### EXERCISE PASSAGE
--------------------------------
Intellectual Property Law in South Africa
South Africa has never issued a compulsory license but those manufacturers who have actively courted multinational pharmaceutical companies have acquired lucrative voluntary license agreements where pressure exists to improve generic manufacturing. These companies are careful to maintain IP regulations and good relationships with pharmaceutical firms, in favour of potential of local voluntary patent pools for innovation, rather than supporting a compulsory licensing approach.
As a way forward, in July 2016, the South African cabinet approved a new IP Policy Consultative Framework, which aims to promote competition and ensure the levelling of the playing field in the area of public health and intellectual property rights. The new IP policy framework takes a consultative approach that seeks to include all relevant stakeholders, which includes government, the pharmaceutical industry, NGOs and the general public.
This framework will consider the amendment of current IP laws, to ensure that a balance is struck between IP rights and the rights of every citizen to access to medicines. It will also consider simplifying the processes of providing access to medicines and fast-tracking the approval processes required to access such medicines. In South Africa, the current process to obtain a compulsory licence requires a judicial process which is a lengthy process and because it involves litigation, it is an expensive process. The policy will therefore consider a more streamlined and accessible administrative process as opposed to a judicial process for obtaining a compulsory licence.
As highlighted above, parallel importation of medicines in South Africa is governed by section 15C of the Medicines and Related Substances Act and it is also dealt with in the South African Patents Act of 1979 as amended, which provides for exhaustion of rights. However there is some uncertainty over whether Section 15C applies not withstanding any rights conferred in terms of the South African Patents. The policy will also clarify maters on exhaustion of rights where parallel importation is concerned.
--------------------------------
### STUDY MATERIAL
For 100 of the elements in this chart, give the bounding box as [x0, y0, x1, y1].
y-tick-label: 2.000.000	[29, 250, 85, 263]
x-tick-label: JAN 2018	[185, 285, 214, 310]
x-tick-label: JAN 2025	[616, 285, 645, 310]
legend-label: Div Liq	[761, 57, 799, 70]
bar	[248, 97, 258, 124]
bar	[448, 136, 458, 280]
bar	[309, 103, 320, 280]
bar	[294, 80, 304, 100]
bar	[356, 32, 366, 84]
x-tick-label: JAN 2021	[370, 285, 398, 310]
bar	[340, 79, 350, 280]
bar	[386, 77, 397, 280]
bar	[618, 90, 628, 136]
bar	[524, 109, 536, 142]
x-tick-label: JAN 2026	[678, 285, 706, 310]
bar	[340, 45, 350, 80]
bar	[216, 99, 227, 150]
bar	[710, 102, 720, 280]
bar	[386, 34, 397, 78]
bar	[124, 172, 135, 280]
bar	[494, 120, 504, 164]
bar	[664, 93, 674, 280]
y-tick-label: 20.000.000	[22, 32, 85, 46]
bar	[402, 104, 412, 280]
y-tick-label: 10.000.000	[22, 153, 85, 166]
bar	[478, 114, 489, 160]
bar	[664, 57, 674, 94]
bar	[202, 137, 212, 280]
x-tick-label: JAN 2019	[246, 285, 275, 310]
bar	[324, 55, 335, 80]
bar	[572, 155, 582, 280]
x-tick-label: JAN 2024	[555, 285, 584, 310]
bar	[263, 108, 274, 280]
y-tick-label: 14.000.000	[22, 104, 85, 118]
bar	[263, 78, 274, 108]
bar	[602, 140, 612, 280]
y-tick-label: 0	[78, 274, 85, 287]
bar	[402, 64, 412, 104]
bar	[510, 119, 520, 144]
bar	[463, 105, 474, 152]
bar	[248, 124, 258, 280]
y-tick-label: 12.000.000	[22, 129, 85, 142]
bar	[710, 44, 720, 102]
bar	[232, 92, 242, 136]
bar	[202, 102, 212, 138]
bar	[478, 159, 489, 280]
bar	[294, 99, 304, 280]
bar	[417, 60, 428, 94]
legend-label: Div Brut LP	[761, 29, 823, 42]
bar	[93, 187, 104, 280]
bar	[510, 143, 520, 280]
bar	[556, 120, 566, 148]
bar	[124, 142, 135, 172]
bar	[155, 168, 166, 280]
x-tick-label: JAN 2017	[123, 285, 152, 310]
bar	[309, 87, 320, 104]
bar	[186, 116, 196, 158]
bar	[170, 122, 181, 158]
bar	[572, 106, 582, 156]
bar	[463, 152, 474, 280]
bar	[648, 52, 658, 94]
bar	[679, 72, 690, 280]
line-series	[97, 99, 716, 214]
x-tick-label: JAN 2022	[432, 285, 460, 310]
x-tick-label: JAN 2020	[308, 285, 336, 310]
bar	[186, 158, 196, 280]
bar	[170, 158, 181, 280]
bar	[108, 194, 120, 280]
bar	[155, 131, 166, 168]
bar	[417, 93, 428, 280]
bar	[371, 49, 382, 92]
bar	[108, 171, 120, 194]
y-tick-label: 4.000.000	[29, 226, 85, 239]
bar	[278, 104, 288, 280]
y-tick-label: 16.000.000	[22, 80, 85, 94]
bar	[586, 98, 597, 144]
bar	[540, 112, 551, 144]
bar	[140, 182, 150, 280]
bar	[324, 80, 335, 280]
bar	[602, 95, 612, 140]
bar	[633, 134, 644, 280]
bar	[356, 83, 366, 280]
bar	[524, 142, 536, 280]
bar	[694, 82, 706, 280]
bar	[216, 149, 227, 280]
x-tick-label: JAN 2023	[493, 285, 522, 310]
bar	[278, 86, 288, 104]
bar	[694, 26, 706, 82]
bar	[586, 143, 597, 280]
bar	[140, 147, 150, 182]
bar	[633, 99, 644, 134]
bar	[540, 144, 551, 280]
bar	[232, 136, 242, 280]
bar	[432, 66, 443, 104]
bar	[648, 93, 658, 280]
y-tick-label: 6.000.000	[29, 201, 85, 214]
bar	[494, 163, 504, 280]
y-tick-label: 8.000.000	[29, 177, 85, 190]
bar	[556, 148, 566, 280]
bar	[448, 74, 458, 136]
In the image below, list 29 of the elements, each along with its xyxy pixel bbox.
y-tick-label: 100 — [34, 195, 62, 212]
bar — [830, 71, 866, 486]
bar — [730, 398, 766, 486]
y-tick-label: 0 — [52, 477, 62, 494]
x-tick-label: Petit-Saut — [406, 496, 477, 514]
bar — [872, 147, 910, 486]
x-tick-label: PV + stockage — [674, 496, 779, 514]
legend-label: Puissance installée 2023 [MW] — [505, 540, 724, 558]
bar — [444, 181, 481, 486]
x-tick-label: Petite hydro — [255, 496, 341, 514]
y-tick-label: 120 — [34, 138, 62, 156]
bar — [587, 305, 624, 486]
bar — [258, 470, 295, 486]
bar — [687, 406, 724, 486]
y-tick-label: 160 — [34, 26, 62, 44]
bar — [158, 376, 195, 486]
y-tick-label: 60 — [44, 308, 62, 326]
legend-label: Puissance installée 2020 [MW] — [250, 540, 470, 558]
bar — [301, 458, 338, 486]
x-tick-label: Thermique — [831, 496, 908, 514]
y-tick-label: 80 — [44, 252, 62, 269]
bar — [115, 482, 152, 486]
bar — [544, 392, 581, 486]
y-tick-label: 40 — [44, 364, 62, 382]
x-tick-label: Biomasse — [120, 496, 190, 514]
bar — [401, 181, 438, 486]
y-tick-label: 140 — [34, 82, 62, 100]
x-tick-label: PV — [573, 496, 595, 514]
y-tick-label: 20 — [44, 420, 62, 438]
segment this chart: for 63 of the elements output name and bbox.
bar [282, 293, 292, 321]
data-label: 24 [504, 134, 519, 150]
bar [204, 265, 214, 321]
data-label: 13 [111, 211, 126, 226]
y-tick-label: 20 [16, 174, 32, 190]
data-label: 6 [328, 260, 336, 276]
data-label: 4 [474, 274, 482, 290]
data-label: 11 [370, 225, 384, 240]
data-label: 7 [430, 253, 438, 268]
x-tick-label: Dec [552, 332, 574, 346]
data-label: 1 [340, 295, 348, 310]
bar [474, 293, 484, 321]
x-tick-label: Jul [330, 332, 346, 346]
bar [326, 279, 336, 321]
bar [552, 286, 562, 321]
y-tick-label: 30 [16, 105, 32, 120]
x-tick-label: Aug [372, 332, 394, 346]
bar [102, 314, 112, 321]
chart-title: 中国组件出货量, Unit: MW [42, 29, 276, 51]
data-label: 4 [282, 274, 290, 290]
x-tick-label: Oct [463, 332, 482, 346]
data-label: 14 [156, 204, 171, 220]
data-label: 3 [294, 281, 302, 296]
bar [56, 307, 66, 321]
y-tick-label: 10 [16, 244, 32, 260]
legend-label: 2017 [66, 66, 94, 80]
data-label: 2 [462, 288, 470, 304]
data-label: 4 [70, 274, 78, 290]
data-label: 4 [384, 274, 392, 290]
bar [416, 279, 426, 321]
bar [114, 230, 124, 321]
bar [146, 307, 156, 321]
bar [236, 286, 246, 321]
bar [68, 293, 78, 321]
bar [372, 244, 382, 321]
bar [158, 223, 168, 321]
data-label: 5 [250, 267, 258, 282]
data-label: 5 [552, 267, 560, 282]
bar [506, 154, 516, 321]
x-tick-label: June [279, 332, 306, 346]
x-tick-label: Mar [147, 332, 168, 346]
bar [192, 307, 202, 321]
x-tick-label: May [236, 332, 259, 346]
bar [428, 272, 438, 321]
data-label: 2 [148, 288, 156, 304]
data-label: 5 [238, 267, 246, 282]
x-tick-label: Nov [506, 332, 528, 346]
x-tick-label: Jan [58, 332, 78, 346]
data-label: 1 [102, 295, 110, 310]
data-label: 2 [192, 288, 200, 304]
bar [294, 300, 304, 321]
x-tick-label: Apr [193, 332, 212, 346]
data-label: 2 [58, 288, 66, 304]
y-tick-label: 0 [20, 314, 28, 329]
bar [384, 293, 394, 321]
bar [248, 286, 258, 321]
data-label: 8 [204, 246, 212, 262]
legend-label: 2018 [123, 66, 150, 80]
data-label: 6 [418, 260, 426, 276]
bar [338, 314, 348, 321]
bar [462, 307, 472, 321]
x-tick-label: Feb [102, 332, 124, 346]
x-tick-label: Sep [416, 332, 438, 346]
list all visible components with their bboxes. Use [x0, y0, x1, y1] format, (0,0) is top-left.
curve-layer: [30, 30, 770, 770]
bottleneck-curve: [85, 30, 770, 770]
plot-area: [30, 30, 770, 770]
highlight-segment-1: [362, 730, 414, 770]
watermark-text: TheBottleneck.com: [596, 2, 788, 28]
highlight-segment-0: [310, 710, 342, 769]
--------------------------------
### WHAT IS BEING ASKED
Take the passage on intellectual property law in South Africa further, starting right after its final sentence about exhaustion of rights and parallel importation.

### WRITTEN REPLY
The policy will also consider amendments to the Patent Act to provide for substantive examination of patent applications and introduction of opposition proceedings in the grants of patent rights. We have already heard the story of Thobeka, who required a cancer drug in the treatment of breast cancer. However, due to the high price of this drug, it was inaccessible to most patients who have been diagnosed with breast cancer, resulting in the unnecessary deaths of patients even though suitable treatment was available. Interestingly, the patent had expired in most countries where patent protection had been obtained. But because South Africa has a depository system, this patent continued to remain in force on the patent Register. In terms of South African law, it would have required protracted and expensive litigation to challenge the validity of this patent. Hence it is a policy position of the South African government to introduce substantive search and examination and opposition proceedings to ensure that only quality patents remain on our registers.
In conclusion, South Africa is embarking and consultative and inclusive process to address issues of IP rights and access to essential medicines. We recognize the importance of striking a balance between the needs of indigent people who require access to medicines but because of their status are unable to afford and access essential medicines and on the other hand, the need to incentivize pharmaceutical companies to continue in investing in research and development of new medicines to address future needs.
In all these efforts, we would want to be in a position to continue to call on WIPO, to support us to craft IP policies that support our objectives of balancing the rights of innovations and needs of the public.